[WHAT NEEDS TO BE DONE]
Every record should be written out exactly, with the pictures left out.
•••••
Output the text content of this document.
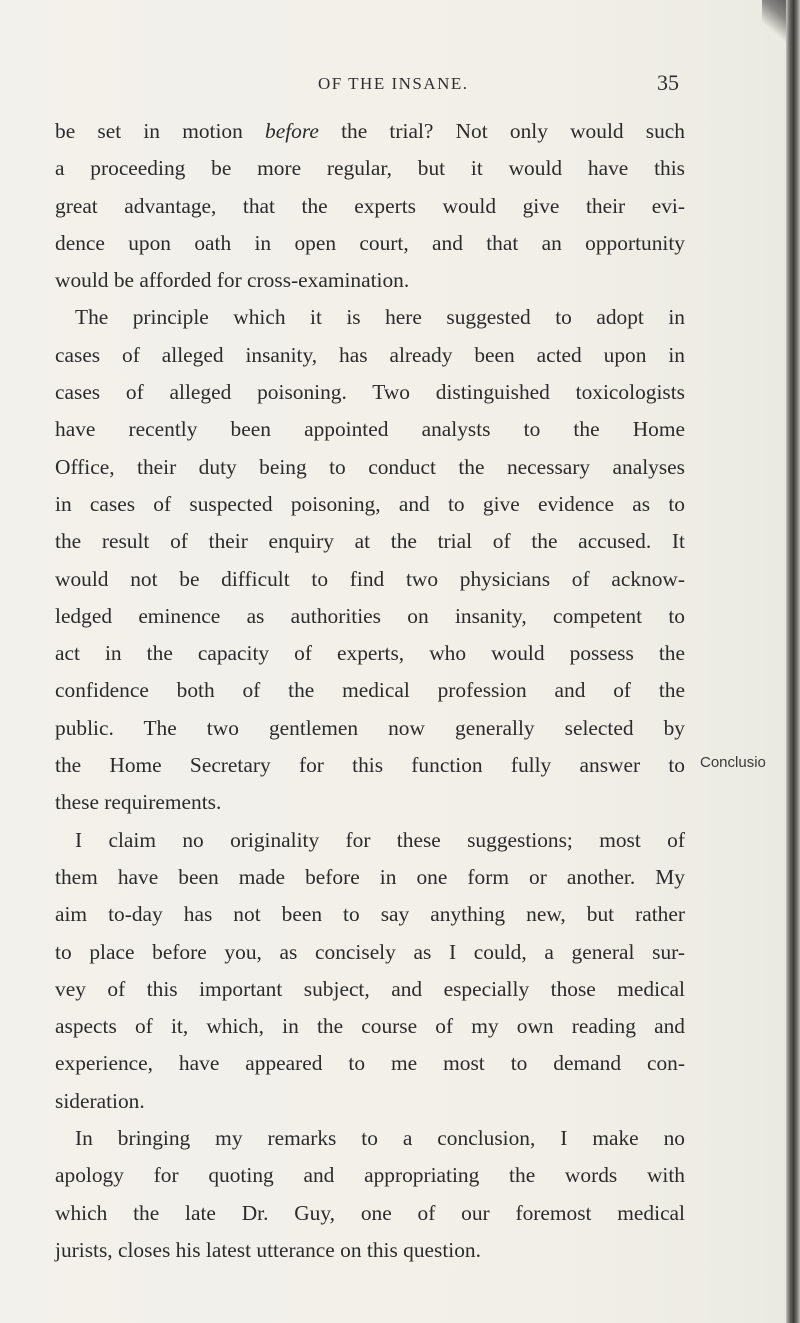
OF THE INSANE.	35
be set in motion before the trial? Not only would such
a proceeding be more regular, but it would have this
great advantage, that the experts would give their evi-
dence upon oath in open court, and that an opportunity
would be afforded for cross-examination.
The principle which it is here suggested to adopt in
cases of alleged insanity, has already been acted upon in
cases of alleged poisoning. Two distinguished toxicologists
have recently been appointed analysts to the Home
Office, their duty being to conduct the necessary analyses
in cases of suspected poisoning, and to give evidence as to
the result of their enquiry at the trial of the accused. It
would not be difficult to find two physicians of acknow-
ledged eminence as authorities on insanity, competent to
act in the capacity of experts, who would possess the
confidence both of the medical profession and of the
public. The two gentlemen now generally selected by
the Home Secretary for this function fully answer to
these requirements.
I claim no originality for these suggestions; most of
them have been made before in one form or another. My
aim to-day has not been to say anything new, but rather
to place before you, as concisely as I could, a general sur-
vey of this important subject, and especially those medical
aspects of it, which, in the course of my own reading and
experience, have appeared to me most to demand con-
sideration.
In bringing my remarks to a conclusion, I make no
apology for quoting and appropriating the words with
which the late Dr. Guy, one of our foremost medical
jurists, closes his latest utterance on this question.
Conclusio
•••••
[WRITTEN RESPONSE]
Output the text content of this document.
OF THE INSANE.	35
be set in motion before the trial? Not only would such
a proceeding be more regular, but it would have this
great advantage, that the experts would give their evi-
dence upon oath in open court, and that an opportunity
would be afforded for cross-examination.
The principle which it is here suggested to adopt in
cases of alleged insanity, has already been acted upon in
cases of alleged poisoning. Two distinguished toxicologists
have recently been appointed analysts to the Home
Office, their duty being to conduct the necessary analyses
in cases of suspected poisoning, and to give evidence as to
the result of their enquiry at the trial of the accused. It
would not be difficult to find two physicians of acknow-
ledged eminence as authorities on insanity, competent to
act in the capacity of experts, who would possess the
confidence both of the medical profession and of the
public. The two gentlemen now generally selected by
the Home Secretary for this function fully answer to
these requirements.
I claim no originality for these suggestions; most of
them have been made before in one form or another. My
aim to-day has not been to say anything new, but rather
to place before you, as concisely as I could, a general sur-
vey of this important subject, and especially those medical
aspects of it, which, in the course of my own reading and
experience, have appeared to me most to demand con-
sideration.
In bringing my remarks to a conclusion, I make no
apology for quoting and appropriating the words with
which the late Dr. Guy, one of our foremost medical
jurists, closes his latest utterance on this question.
Conclusio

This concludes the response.